WHAT IS REQUIRED ▸
For each line below with the word "Cell", write out a copy.

[Records from a collection of figures]
Content starts
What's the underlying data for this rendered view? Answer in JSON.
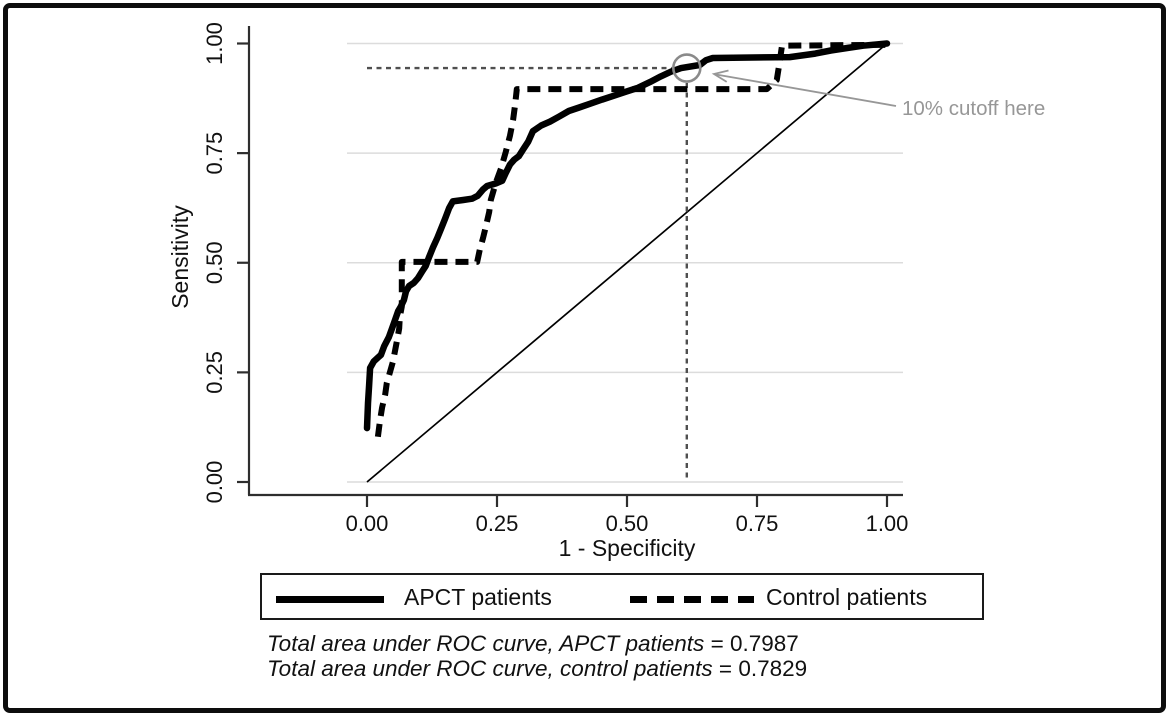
{
  "colors": {
    "curve": "#000000",
    "grid": "#dcdcdc",
    "axis": "#2e2e2e",
    "cutoff_dash": "#4f4f4f",
    "annotation_gray": "#979797",
    "frame": "#0d0d0d"
  },
  "legend": {
    "items": [
      {
        "label": "APCT patients",
        "style": "solid"
      },
      {
        "label": "Control patients",
        "style": "dashed"
      }
    ]
  },
  "chart_data": {
    "type": "line",
    "subtype": "roc-curve",
    "title": "",
    "xlabel": "1 - Specificity",
    "ylabel": "Sensitivity",
    "xlim": [
      0,
      1
    ],
    "ylim": [
      0,
      1
    ],
    "grid": "horizontal",
    "legend_position": "bottom",
    "xticks": {
      "values": [
        0,
        0.25,
        0.5,
        0.75,
        1
      ],
      "labels": [
        "0.00",
        "0.25",
        "0.50",
        "0.75",
        "1.00"
      ]
    },
    "yticks": {
      "values": [
        0,
        0.25,
        0.5,
        0.75,
        1
      ],
      "labels": [
        "0.00",
        "0.25",
        "0.50",
        "0.75",
        "1.00"
      ]
    },
    "series": [
      {
        "name": "APCT patients",
        "style": "solid",
        "points": [
          [
            0.0,
            0.123
          ],
          [
            0.002,
            0.18
          ],
          [
            0.004,
            0.22
          ],
          [
            0.006,
            0.26
          ],
          [
            0.013,
            0.275
          ],
          [
            0.027,
            0.29
          ],
          [
            0.033,
            0.31
          ],
          [
            0.042,
            0.33
          ],
          [
            0.048,
            0.35
          ],
          [
            0.054,
            0.37
          ],
          [
            0.06,
            0.39
          ],
          [
            0.065,
            0.4
          ],
          [
            0.071,
            0.415
          ],
          [
            0.075,
            0.435
          ],
          [
            0.081,
            0.447
          ],
          [
            0.09,
            0.454
          ],
          [
            0.098,
            0.465
          ],
          [
            0.106,
            0.48
          ],
          [
            0.113,
            0.493
          ],
          [
            0.119,
            0.512
          ],
          [
            0.127,
            0.535
          ],
          [
            0.135,
            0.556
          ],
          [
            0.142,
            0.576
          ],
          [
            0.15,
            0.6
          ],
          [
            0.158,
            0.625
          ],
          [
            0.165,
            0.64
          ],
          [
            0.185,
            0.643
          ],
          [
            0.202,
            0.646
          ],
          [
            0.213,
            0.653
          ],
          [
            0.223,
            0.667
          ],
          [
            0.231,
            0.675
          ],
          [
            0.248,
            0.681
          ],
          [
            0.26,
            0.687
          ],
          [
            0.267,
            0.705
          ],
          [
            0.275,
            0.724
          ],
          [
            0.283,
            0.735
          ],
          [
            0.292,
            0.743
          ],
          [
            0.3,
            0.758
          ],
          [
            0.31,
            0.776
          ],
          [
            0.319,
            0.8
          ],
          [
            0.335,
            0.813
          ],
          [
            0.352,
            0.822
          ],
          [
            0.369,
            0.833
          ],
          [
            0.388,
            0.846
          ],
          [
            0.408,
            0.854
          ],
          [
            0.43,
            0.863
          ],
          [
            0.452,
            0.872
          ],
          [
            0.475,
            0.881
          ],
          [
            0.498,
            0.89
          ],
          [
            0.521,
            0.899
          ],
          [
            0.544,
            0.912
          ],
          [
            0.565,
            0.925
          ],
          [
            0.585,
            0.936
          ],
          [
            0.604,
            0.944
          ],
          [
            0.64,
            0.951
          ],
          [
            0.652,
            0.962
          ],
          [
            0.665,
            0.967
          ],
          [
            0.813,
            0.969
          ],
          [
            0.862,
            0.977
          ],
          [
            0.892,
            0.984
          ],
          [
            0.925,
            0.99
          ],
          [
            0.954,
            0.995
          ],
          [
            1.0,
            1.0
          ]
        ]
      },
      {
        "name": "Control patients",
        "style": "dashed",
        "points": [
          [
            0.021,
            0.103
          ],
          [
            0.025,
            0.14
          ],
          [
            0.029,
            0.17
          ],
          [
            0.035,
            0.2
          ],
          [
            0.038,
            0.226
          ],
          [
            0.044,
            0.25
          ],
          [
            0.05,
            0.275
          ],
          [
            0.054,
            0.3
          ],
          [
            0.058,
            0.325
          ],
          [
            0.062,
            0.35
          ],
          [
            0.063,
            0.376
          ],
          [
            0.067,
            0.4
          ],
          [
            0.067,
            0.502
          ],
          [
            0.212,
            0.502
          ],
          [
            0.217,
            0.53
          ],
          [
            0.223,
            0.556
          ],
          [
            0.229,
            0.585
          ],
          [
            0.235,
            0.616
          ],
          [
            0.238,
            0.643
          ],
          [
            0.248,
            0.684
          ],
          [
            0.258,
            0.716
          ],
          [
            0.267,
            0.753
          ],
          [
            0.275,
            0.79
          ],
          [
            0.281,
            0.826
          ],
          [
            0.285,
            0.862
          ],
          [
            0.288,
            0.896
          ],
          [
            0.769,
            0.896
          ],
          [
            0.788,
            0.917
          ],
          [
            0.794,
            0.962
          ],
          [
            0.798,
            0.995
          ],
          [
            1.0,
            0.997
          ]
        ]
      }
    ],
    "reference_line": {
      "from": [
        0,
        0
      ],
      "to": [
        1,
        1
      ]
    },
    "cutoff_marker": {
      "x": 0.615,
      "y": 0.944,
      "shape": "circle"
    },
    "annotation": {
      "text": "10% cutoff here"
    },
    "auc": [
      {
        "label": "Total area under ROC curve, APCT patients",
        "value": "= 0.7987"
      },
      {
        "label": "Total area under ROC curve, control patients",
        "value": "= 0.7829"
      }
    ]
  }
}
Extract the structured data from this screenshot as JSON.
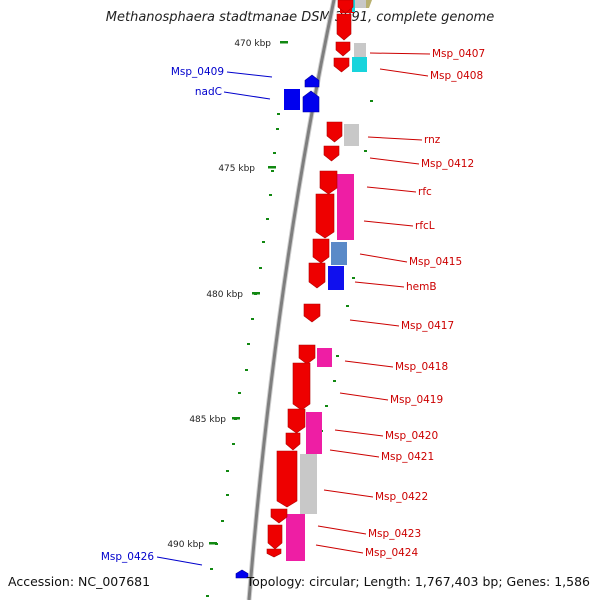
{
  "title": "Methanosphaera stadtmanae DSM 3091, complete genome",
  "accession_text": "Accession: NC_007681",
  "summary_text": "Topology: circular; Length: 1,767,403 bp; Genes: 1,586",
  "colors": {
    "backbone": "#7f7f7f",
    "forward_gene": "#ee0000",
    "reverse_gene": "#0000ee",
    "forward_label": "#cc0000",
    "reverse_label": "#0000cc",
    "tick": "#118811",
    "cog_magenta": "#ee1ea4",
    "cog_gray": "#c8c8c8",
    "cog_cyan": "#18d4dc",
    "cog_steelblue": "#5a8ac8",
    "cog_blue": "#1010ee"
  },
  "scale_ticks": [
    "470 kbp",
    "475 kbp",
    "480 kbp",
    "485 kbp",
    "490 kbp"
  ],
  "gene_labels": [
    {
      "text": "Msp_0407",
      "strand": "forward"
    },
    {
      "text": "Msp_0408",
      "strand": "forward"
    },
    {
      "text": "Msp_0409",
      "strand": "reverse"
    },
    {
      "text": "nadC",
      "strand": "reverse"
    },
    {
      "text": "rnz",
      "strand": "forward"
    },
    {
      "text": "Msp_0412",
      "strand": "forward"
    },
    {
      "text": "rfc",
      "strand": "forward"
    },
    {
      "text": "rfcL",
      "strand": "forward"
    },
    {
      "text": "Msp_0415",
      "strand": "forward"
    },
    {
      "text": "hemB",
      "strand": "forward"
    },
    {
      "text": "Msp_0417",
      "strand": "forward"
    },
    {
      "text": "Msp_0418",
      "strand": "forward"
    },
    {
      "text": "Msp_0419",
      "strand": "forward"
    },
    {
      "text": "Msp_0420",
      "strand": "forward"
    },
    {
      "text": "Msp_0421",
      "strand": "forward"
    },
    {
      "text": "Msp_0422",
      "strand": "forward"
    },
    {
      "text": "Msp_0423",
      "strand": "forward"
    },
    {
      "text": "Msp_0424",
      "strand": "forward"
    },
    {
      "text": "Msp_0426",
      "strand": "reverse"
    }
  ]
}
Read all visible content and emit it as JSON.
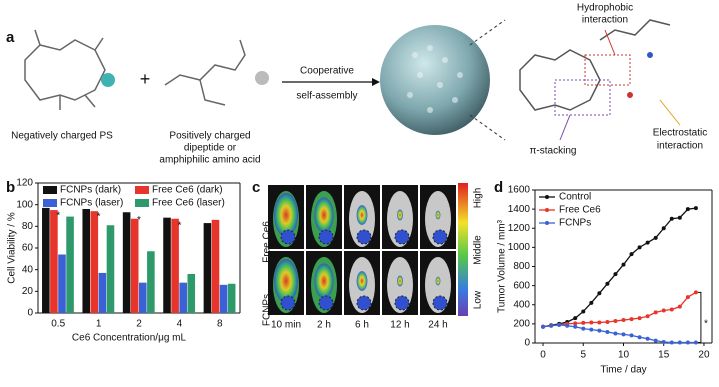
{
  "panels": {
    "a": {
      "label": "a",
      "ps": "Negatively charged PS",
      "plus": "+",
      "peptide": [
        "Positively charged",
        "dipeptide or",
        "amphiphilic amino acid"
      ],
      "arrow": [
        "Cooperative",
        "self-assembly"
      ],
      "hydrophobic": [
        "Hydrophobic",
        "interaction"
      ],
      "electrostatic": [
        "Electrostatic",
        "interaction"
      ],
      "stacking": "π-stacking"
    },
    "b": {
      "label": "b"
    },
    "c": {
      "label": "c",
      "rows": [
        "Free Ce6",
        "FCNPs"
      ],
      "scale": [
        "High",
        "Middle",
        "Low"
      ],
      "times": [
        "10 min",
        "2 h",
        "6 h",
        "12 h",
        "24 h"
      ]
    },
    "d": {
      "label": "d"
    }
  },
  "chart_data": [
    {
      "type": "bar",
      "categories": [
        "0.5",
        "1",
        "2",
        "4",
        "8"
      ],
      "x_label": "Ce6  Concentration/μg mL",
      "y_label": "Cell Viability / %",
      "ylim": [
        0,
        120
      ],
      "yticks": [
        0,
        20,
        40,
        60,
        80,
        100,
        120
      ],
      "series": [
        {
          "name": "FCNPs (dark)",
          "color": "#111111",
          "values": [
            97,
            96,
            93,
            88,
            83
          ]
        },
        {
          "name": "Free Ce6 (dark)",
          "color": "#e8352c",
          "values": [
            95,
            94,
            87,
            87,
            86
          ]
        },
        {
          "name": "FCNPs (laser)",
          "color": "#3a62d6",
          "values": [
            54,
            37,
            28,
            28,
            26
          ]
        },
        {
          "name": "Free Ce6 (laser)",
          "color": "#2e9a6b",
          "values": [
            89,
            81,
            57,
            36,
            27
          ]
        }
      ],
      "annotations": [
        "*",
        "*",
        "*",
        "*"
      ]
    },
    {
      "type": "line",
      "x": [
        0,
        1,
        2,
        3,
        4,
        5,
        6,
        7,
        8,
        9,
        10,
        11,
        12,
        13,
        14,
        15,
        16,
        17,
        18,
        19
      ],
      "x_label": "Time / day",
      "y_label": "Tumor Volume / mm³",
      "xlim": [
        -1,
        21
      ],
      "xticks": [
        0,
        5,
        10,
        15,
        20
      ],
      "ylim": [
        0,
        1600
      ],
      "yticks": [
        0,
        200,
        400,
        600,
        800,
        1000,
        1200,
        1400,
        1600
      ],
      "series": [
        {
          "name": "Control",
          "color": "#111111",
          "values": [
            170,
            185,
            200,
            220,
            260,
            330,
            420,
            520,
            620,
            720,
            820,
            930,
            1000,
            1050,
            1100,
            1200,
            1300,
            1310,
            1400,
            1410
          ]
        },
        {
          "name": "Free Ce6",
          "color": "#e8352c",
          "values": [
            170,
            180,
            190,
            200,
            205,
            210,
            215,
            215,
            220,
            230,
            240,
            250,
            260,
            280,
            320,
            340,
            350,
            380,
            480,
            530
          ]
        },
        {
          "name": "FCNPs",
          "color": "#3a62d6",
          "values": [
            170,
            180,
            190,
            180,
            170,
            150,
            140,
            130,
            115,
            100,
            90,
            80,
            60,
            45,
            25,
            10,
            5,
            5,
            5,
            5
          ]
        }
      ],
      "annotations": [
        "*"
      ]
    }
  ]
}
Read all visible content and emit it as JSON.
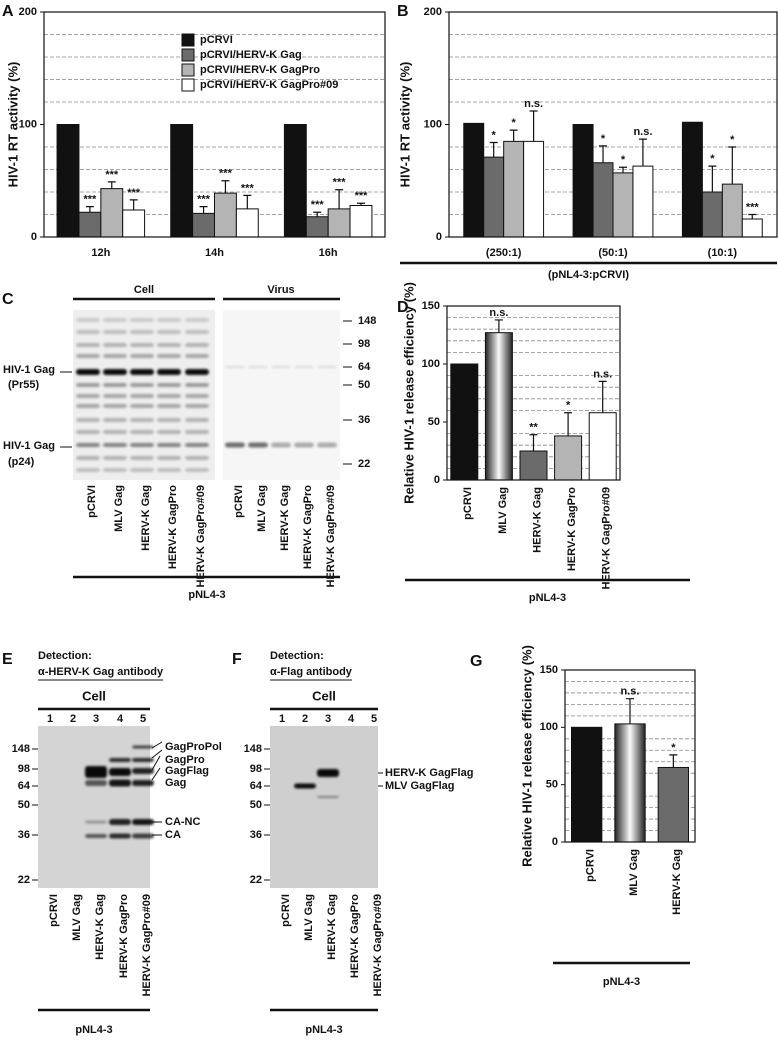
{
  "chart_data": [
    {
      "type": "bar",
      "panel": "A",
      "ylabel": "HIV-1 RT activity (%)",
      "categories": [
        "12h",
        "14h",
        "16h"
      ],
      "series": [
        {
          "name": "pCRVI",
          "color": "#111111",
          "values": [
            100,
            100,
            100
          ],
          "errors": [
            null,
            null,
            null
          ],
          "annotations": [
            null,
            null,
            null
          ]
        },
        {
          "name": "pCRVI/HERV-K Gag",
          "color": "#6b6b6b",
          "values": [
            22,
            21,
            18
          ],
          "errors": [
            5,
            6,
            4
          ],
          "annotations": [
            "***",
            "***",
            "***"
          ]
        },
        {
          "name": "pCRVI/HERV-K GagPro",
          "color": "#b4b4b4",
          "values": [
            43,
            39,
            25
          ],
          "errors": [
            6,
            11,
            17
          ],
          "annotations": [
            "***",
            "***",
            "***"
          ]
        },
        {
          "name": "pCRVI/HERV-K GagPro#09",
          "color": "#ffffff",
          "values": [
            24,
            25,
            28
          ],
          "errors": [
            9,
            12,
            2
          ],
          "annotations": [
            "***",
            "***",
            "***"
          ]
        }
      ],
      "ylim": [
        0,
        200
      ],
      "yticks": [
        0,
        100,
        200
      ],
      "grid_lines": [
        20,
        40,
        60,
        80,
        120,
        140,
        160,
        180
      ],
      "legend": "top-right"
    },
    {
      "type": "bar",
      "panel": "B",
      "ylabel": "HIV-1 RT activity (%)",
      "xlabel": "(pNL4-3:pCRVI)",
      "categories": [
        "(250:1)",
        "(50:1)",
        "(10:1)"
      ],
      "series": [
        {
          "name": "pCRVI",
          "color": "#111111",
          "values": [
            101,
            100,
            102
          ],
          "errors": [
            null,
            null,
            null
          ],
          "annotations": [
            null,
            null,
            null
          ]
        },
        {
          "name": "pCRVI/HERV-K Gag",
          "color": "#6b6b6b",
          "values": [
            71,
            66,
            40
          ],
          "errors": [
            13,
            15,
            23
          ],
          "annotations": [
            "*",
            "*",
            "*"
          ]
        },
        {
          "name": "pCRVI/HERV-K GagPro",
          "color": "#b4b4b4",
          "values": [
            85,
            57,
            47
          ],
          "errors": [
            10,
            5,
            33
          ],
          "annotations": [
            "*",
            "*",
            "*"
          ]
        },
        {
          "name": "pCRVI/HERV-K GagPro#09",
          "color": "#ffffff",
          "values": [
            85,
            63,
            16
          ],
          "errors": [
            27,
            24,
            4
          ],
          "annotations": [
            "n.s.",
            "n.s.",
            "***"
          ]
        }
      ],
      "ylim": [
        0,
        200
      ],
      "yticks": [
        0,
        100,
        200
      ],
      "grid_lines": [
        20,
        40,
        60,
        80,
        120,
        140,
        160,
        180
      ],
      "legend": "none"
    },
    {
      "type": "bar",
      "panel": "D",
      "ylabel": "Relative HIV-1 release efficiency (%)",
      "xlabel": "pNL4-3",
      "categories": [
        "pCRVI",
        "MLV Gag",
        "HERV-K Gag",
        "HERV-K GagPro",
        "HERV-K GagPro#09"
      ],
      "values": [
        100,
        127,
        25,
        38,
        58
      ],
      "errors": [
        null,
        11,
        14,
        20,
        27
      ],
      "annotations": [
        null,
        "n.s.",
        "**",
        "*",
        "n.s."
      ],
      "colors": [
        "#111111",
        "#888888",
        "#6b6b6b",
        "#b4b4b4",
        "#ffffff"
      ],
      "fill_style": [
        "solid",
        "gradient",
        "solid",
        "solid",
        "solid"
      ],
      "ylim": [
        0,
        150
      ],
      "yticks": [
        0,
        50,
        100,
        150
      ],
      "grid_lines": [
        10,
        20,
        30,
        40,
        60,
        70,
        80,
        90,
        110,
        120,
        130,
        140
      ]
    },
    {
      "type": "bar",
      "panel": "G",
      "ylabel": "Relative HIV-1 release efficiency (%)",
      "xlabel": "pNL4-3",
      "categories": [
        "pCRVI",
        "MLV Gag",
        "HERV-K Gag"
      ],
      "values": [
        100,
        103,
        65
      ],
      "errors": [
        null,
        22,
        11
      ],
      "annotations": [
        null,
        "n.s.",
        "*"
      ],
      "colors": [
        "#111111",
        "#888888",
        "#6b6b6b"
      ],
      "fill_style": [
        "solid",
        "gradient",
        "solid"
      ],
      "ylim": [
        0,
        150
      ],
      "yticks": [
        0,
        50,
        100,
        150
      ],
      "grid_lines": [
        10,
        20,
        30,
        40,
        60,
        70,
        80,
        90,
        110,
        120,
        130,
        140
      ]
    }
  ],
  "blots": {
    "C": {
      "panel": "C",
      "groups": [
        "Cell",
        "Virus"
      ],
      "markers": [
        148,
        98,
        64,
        50,
        36,
        22
      ],
      "band_labels": [
        [
          "HIV-1 Gag",
          "(Pr55)"
        ],
        [
          "HIV-1 Gag",
          "(p24)"
        ]
      ],
      "lanes": [
        "pCRVI",
        "MLV Gag",
        "HERV-K Gag",
        "HERV-K GagPro",
        "HERV-K GagPro#09"
      ],
      "xlabel": "pNL4-3"
    },
    "E": {
      "panel": "E",
      "detection": "Detection:",
      "antibody": "α-HERV-K Gag antibody",
      "group": "Cell",
      "lane_numbers": [
        1,
        2,
        3,
        4,
        5
      ],
      "markers": [
        148,
        98,
        64,
        50,
        36,
        22
      ],
      "band_labels": [
        "GagProPol",
        "GagPro",
        "GagFlag",
        "Gag",
        "CA-NC",
        "CA"
      ],
      "lanes": [
        "pCRVI",
        "MLV Gag",
        "HERV-K Gag",
        "HERV-K GagPro",
        "HERV-K GagPro#09"
      ],
      "xlabel": "pNL4-3"
    },
    "F": {
      "panel": "F",
      "detection": "Detection:",
      "antibody": "α-Flag antibody",
      "group": "Cell",
      "lane_numbers": [
        1,
        2,
        3,
        4,
        5
      ],
      "markers": [
        148,
        98,
        64,
        50,
        36,
        22
      ],
      "band_labels": [
        "HERV-K GagFlag",
        "MLV GagFlag"
      ],
      "lanes": [
        "pCRVI",
        "MLV Gag",
        "HERV-K Gag",
        "HERV-K GagPro",
        "HERV-K GagPro#09"
      ],
      "xlabel": "pNL4-3"
    }
  }
}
Content ends
RESPONSE BELOW ▸
      "y_label": "Cell Viability / %",
        "Cell",
      "group": "Cell",
      "group": "Cell",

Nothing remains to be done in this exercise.